(Records about charts and figures)
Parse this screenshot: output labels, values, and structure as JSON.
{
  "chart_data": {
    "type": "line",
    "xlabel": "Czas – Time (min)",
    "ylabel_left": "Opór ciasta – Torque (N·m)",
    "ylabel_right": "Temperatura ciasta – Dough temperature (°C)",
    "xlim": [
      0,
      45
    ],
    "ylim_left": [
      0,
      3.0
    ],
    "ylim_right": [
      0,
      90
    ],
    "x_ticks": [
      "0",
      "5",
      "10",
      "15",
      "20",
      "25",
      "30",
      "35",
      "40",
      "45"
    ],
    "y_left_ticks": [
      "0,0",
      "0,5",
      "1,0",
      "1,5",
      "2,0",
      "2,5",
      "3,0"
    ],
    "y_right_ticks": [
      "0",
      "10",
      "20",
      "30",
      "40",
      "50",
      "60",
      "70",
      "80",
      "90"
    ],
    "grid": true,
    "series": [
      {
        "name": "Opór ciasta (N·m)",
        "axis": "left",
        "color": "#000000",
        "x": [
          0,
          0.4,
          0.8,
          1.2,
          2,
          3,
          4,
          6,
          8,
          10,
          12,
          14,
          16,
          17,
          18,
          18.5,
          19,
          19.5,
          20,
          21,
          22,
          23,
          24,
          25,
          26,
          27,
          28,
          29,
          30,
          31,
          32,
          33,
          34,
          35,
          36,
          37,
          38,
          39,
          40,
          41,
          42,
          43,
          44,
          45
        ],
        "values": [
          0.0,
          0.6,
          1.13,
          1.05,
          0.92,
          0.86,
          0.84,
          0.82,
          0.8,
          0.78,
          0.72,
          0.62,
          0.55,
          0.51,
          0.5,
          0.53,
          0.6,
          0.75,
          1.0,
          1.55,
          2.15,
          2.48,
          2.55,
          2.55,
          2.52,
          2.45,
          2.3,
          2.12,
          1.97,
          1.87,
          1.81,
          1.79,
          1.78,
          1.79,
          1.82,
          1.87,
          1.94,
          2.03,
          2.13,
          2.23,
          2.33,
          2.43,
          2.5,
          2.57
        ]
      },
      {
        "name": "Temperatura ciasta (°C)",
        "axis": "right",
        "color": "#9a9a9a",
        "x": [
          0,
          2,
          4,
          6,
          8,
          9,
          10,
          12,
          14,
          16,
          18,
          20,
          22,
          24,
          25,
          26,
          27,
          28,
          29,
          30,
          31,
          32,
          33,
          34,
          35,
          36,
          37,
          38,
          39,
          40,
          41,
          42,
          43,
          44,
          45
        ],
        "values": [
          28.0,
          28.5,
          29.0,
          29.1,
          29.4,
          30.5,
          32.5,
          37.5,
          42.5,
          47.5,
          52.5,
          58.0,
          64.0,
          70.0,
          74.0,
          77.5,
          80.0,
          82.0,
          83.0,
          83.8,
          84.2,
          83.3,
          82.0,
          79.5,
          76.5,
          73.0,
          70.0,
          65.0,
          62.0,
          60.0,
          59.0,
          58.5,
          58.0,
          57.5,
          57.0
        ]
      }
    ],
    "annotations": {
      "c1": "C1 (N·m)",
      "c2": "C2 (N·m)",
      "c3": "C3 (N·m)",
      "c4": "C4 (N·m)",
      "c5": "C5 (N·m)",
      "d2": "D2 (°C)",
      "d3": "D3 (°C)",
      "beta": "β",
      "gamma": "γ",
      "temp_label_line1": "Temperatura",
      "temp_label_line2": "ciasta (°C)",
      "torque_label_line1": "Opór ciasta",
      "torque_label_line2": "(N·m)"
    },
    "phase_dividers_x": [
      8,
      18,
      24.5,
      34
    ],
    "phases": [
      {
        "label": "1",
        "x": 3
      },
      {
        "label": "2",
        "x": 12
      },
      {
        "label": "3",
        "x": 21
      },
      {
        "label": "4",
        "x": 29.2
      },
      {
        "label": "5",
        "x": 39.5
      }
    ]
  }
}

# [What the task asks]
Give the material above again, word for word.

# [Result for this exercise]
Parse this screenshot: output labels, values, and structure as JSON.
{
  "chart_data": {
    "type": "line",
    "xlabel": "Czas – Time (min)",
    "ylabel_left": "Opór ciasta – Torque (N·m)",
    "ylabel_right": "Temperatura ciasta – Dough temperature (°C)",
    "xlim": [
      0,
      45
    ],
    "ylim_left": [
      0,
      3.0
    ],
    "ylim_right": [
      0,
      90
    ],
    "x_ticks": [
      "0",
      "5",
      "10",
      "15",
      "20",
      "25",
      "30",
      "35",
      "40",
      "45"
    ],
    "y_left_ticks": [
      "0,0",
      "0,5",
      "1,0",
      "1,5",
      "2,0",
      "2,5",
      "3,0"
    ],
    "y_right_ticks": [
      "0",
      "10",
      "20",
      "30",
      "40",
      "50",
      "60",
      "70",
      "80",
      "90"
    ],
    "grid": true,
    "series": [
      {
        "name": "Opór ciasta (N·m)",
        "axis": "left",
        "color": "#000000",
        "x": [
          0,
          0.4,
          0.8,
          1.2,
          2,
          3,
          4,
          6,
          8,
          10,
          12,
          14,
          16,
          17,
          18,
          18.5,
          19,
          19.5,
          20,
          21,
          22,
          23,
          24,
          25,
          26,
          27,
          28,
          29,
          30,
          31,
          32,
          33,
          34,
          35,
          36,
          37,
          38,
          39,
          40,
          41,
          42,
          43,
          44,
          45
        ],
        "values": [
          0.0,
          0.6,
          1.13,
          1.05,
          0.92,
          0.86,
          0.84,
          0.82,
          0.8,
          0.78,
          0.72,
          0.62,
          0.55,
          0.51,
          0.5,
          0.53,
          0.6,
          0.75,
          1.0,
          1.55,
          2.15,
          2.48,
          2.55,
          2.55,
          2.52,
          2.45,
          2.3,
          2.12,
          1.97,
          1.87,
          1.81,
          1.79,
          1.78,
          1.79,
          1.82,
          1.87,
          1.94,
          2.03,
          2.13,
          2.23,
          2.33,
          2.43,
          2.5,
          2.57
        ]
      },
      {
        "name": "Temperatura ciasta (°C)",
        "axis": "right",
        "color": "#9a9a9a",
        "x": [
          0,
          2,
          4,
          6,
          8,
          9,
          10,
          12,
          14,
          16,
          18,
          20,
          22,
          24,
          25,
          26,
          27,
          28,
          29,
          30,
          31,
          32,
          33,
          34,
          35,
          36,
          37,
          38,
          39,
          40,
          41,
          42,
          43,
          44,
          45
        ],
        "values": [
          28.0,
          28.5,
          29.0,
          29.1,
          29.4,
          30.5,
          32.5,
          37.5,
          42.5,
          47.5,
          52.5,
          58.0,
          64.0,
          70.0,
          74.0,
          77.5,
          80.0,
          82.0,
          83.0,
          83.8,
          84.2,
          83.3,
          82.0,
          79.5,
          76.5,
          73.0,
          70.0,
          65.0,
          62.0,
          60.0,
          59.0,
          58.5,
          58.0,
          57.5,
          57.0
        ]
      }
    ],
    "annotations": {
      "c1": "C1 (N·m)",
      "c2": "C2 (N·m)",
      "c3": "C3 (N·m)",
      "c4": "C4 (N·m)",
      "c5": "C5 (N·m)",
      "d2": "D2 (°C)",
      "d3": "D3 (°C)",
      "beta": "β",
      "gamma": "γ",
      "temp_label_line1": "Temperatura",
      "temp_label_line2": "ciasta (°C)",
      "torque_label_line1": "Opór ciasta",
      "torque_label_line2": "(N·m)"
    },
    "phase_dividers_x": [
      8,
      18,
      24.5,
      34
    ],
    "phases": [
      {
        "label": "1",
        "x": 3
      },
      {
        "label": "2",
        "x": 12
      },
      {
        "label": "3",
        "x": 21
      },
      {
        "label": "4",
        "x": 29.2
      },
      {
        "label": "5",
        "x": 39.5
      }
    ]
  }
}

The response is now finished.